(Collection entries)
• • •

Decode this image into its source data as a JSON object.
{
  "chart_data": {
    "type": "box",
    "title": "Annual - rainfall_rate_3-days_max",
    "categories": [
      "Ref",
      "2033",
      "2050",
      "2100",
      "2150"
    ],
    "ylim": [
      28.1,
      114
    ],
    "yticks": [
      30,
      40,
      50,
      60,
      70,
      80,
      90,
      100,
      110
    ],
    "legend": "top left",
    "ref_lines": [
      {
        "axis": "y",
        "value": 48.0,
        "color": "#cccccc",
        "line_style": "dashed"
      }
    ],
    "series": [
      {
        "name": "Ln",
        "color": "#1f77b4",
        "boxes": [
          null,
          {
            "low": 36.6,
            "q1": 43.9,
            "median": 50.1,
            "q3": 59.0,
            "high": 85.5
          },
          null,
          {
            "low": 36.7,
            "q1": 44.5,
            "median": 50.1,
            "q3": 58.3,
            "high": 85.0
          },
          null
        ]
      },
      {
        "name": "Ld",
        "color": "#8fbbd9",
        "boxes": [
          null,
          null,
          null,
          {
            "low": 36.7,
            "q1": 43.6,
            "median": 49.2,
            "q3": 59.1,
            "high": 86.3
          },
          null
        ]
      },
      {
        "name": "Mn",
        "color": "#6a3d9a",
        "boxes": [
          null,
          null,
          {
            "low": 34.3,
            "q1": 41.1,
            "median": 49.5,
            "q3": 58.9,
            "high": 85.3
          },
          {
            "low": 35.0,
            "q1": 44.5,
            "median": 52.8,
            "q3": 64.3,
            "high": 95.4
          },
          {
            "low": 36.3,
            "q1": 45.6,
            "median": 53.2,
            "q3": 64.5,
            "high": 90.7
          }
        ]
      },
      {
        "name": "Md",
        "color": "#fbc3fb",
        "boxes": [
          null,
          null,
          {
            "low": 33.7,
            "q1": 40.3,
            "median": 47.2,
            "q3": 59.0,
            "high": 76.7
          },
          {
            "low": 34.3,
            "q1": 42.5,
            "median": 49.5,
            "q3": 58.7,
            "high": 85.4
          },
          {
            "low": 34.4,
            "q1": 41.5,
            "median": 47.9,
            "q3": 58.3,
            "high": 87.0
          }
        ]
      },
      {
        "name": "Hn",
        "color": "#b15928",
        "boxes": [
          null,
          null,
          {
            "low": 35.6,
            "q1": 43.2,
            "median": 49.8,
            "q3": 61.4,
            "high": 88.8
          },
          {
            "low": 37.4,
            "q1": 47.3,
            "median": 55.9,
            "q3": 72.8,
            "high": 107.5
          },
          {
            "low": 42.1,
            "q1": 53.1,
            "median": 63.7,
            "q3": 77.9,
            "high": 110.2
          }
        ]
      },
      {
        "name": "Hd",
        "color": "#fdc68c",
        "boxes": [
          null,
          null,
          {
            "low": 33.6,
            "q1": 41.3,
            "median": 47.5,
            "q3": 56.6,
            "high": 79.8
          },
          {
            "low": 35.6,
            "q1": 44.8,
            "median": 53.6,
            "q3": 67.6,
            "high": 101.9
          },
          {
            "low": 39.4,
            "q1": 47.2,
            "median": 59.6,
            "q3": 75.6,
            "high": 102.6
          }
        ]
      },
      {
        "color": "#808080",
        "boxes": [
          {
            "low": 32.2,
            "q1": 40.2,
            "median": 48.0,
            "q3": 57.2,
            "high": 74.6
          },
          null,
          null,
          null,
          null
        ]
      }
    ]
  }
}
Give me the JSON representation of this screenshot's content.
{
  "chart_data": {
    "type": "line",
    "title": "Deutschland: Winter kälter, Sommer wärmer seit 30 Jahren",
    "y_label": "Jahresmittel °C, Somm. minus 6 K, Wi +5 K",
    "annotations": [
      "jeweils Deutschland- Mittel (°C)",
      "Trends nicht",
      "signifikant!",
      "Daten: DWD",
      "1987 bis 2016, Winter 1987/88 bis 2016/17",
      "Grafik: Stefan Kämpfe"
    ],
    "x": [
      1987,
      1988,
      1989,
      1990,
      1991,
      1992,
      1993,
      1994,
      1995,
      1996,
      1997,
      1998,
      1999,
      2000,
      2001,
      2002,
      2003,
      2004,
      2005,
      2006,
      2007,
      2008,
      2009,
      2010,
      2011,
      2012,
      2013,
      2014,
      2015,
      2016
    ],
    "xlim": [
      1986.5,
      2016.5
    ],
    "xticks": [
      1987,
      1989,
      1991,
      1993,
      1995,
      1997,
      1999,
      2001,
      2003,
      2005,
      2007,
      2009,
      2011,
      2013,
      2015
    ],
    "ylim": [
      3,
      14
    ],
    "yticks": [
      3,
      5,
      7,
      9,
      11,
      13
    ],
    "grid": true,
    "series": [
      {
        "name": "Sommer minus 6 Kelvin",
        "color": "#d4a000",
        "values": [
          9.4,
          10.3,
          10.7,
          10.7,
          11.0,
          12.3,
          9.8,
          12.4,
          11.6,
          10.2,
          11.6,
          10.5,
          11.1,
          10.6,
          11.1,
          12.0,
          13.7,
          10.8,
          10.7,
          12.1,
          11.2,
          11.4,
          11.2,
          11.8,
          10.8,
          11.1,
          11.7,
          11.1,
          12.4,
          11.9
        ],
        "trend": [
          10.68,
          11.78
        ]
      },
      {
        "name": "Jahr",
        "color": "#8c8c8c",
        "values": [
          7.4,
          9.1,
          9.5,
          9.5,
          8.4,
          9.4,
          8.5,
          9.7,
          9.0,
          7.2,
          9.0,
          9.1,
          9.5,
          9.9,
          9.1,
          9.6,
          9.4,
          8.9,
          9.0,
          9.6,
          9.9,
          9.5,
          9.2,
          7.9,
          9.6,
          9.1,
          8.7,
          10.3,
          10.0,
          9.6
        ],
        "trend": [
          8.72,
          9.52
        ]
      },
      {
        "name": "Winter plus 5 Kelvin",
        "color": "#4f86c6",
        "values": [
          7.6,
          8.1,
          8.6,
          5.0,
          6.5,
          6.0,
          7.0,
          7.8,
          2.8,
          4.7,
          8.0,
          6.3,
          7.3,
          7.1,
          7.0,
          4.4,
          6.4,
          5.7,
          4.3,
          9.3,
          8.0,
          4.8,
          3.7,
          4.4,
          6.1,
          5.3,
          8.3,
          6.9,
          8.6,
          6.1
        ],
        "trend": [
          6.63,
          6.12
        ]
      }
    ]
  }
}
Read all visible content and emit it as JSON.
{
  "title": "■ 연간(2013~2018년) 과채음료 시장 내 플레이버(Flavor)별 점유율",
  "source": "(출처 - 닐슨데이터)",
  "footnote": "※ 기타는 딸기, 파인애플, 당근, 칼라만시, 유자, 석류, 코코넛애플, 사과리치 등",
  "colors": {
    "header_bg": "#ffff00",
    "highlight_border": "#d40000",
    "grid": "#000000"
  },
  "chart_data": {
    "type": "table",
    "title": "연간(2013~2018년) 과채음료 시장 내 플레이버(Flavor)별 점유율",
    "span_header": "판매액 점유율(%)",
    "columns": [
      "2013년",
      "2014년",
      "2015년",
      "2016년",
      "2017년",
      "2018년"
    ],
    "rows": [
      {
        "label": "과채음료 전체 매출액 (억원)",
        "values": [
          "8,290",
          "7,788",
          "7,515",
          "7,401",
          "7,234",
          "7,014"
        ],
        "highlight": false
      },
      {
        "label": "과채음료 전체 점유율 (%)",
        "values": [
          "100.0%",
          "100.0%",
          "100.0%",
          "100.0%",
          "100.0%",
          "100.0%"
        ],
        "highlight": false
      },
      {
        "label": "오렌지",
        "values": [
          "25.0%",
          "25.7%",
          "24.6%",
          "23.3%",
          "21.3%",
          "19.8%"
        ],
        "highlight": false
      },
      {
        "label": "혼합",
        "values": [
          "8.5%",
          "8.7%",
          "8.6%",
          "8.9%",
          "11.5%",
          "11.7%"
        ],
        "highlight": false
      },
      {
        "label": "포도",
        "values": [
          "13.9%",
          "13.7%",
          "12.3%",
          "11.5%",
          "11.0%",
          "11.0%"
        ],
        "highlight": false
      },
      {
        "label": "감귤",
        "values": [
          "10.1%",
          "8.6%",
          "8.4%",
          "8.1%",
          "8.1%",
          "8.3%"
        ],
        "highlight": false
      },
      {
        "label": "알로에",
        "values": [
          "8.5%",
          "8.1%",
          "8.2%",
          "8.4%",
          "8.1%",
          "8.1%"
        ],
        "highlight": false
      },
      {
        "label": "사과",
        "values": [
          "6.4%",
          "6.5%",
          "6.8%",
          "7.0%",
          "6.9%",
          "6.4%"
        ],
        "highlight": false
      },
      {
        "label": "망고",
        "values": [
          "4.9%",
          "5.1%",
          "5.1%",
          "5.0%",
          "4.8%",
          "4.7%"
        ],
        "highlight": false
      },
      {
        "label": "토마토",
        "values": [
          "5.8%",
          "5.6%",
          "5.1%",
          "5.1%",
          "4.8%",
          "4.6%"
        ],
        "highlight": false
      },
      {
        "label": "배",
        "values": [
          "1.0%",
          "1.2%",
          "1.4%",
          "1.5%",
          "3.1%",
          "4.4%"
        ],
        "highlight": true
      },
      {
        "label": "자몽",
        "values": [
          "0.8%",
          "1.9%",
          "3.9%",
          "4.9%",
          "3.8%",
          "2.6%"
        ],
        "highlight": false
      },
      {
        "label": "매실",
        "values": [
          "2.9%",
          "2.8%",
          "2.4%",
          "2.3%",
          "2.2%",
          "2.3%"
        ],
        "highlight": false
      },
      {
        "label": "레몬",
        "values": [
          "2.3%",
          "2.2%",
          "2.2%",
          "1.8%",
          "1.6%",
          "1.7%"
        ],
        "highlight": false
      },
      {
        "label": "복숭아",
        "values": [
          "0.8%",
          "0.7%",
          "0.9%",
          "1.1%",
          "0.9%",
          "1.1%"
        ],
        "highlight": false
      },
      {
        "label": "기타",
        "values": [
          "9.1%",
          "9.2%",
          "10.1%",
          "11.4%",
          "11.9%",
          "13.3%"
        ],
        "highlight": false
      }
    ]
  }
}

• • •

== Stated exercise ==
Pull every line containing the word "Kelvin" out of the material and copy it.

== Worked answer ==
        "name": "Sommer minus 6 Kelvin",
        "name": "Winter plus 5 Kelvin",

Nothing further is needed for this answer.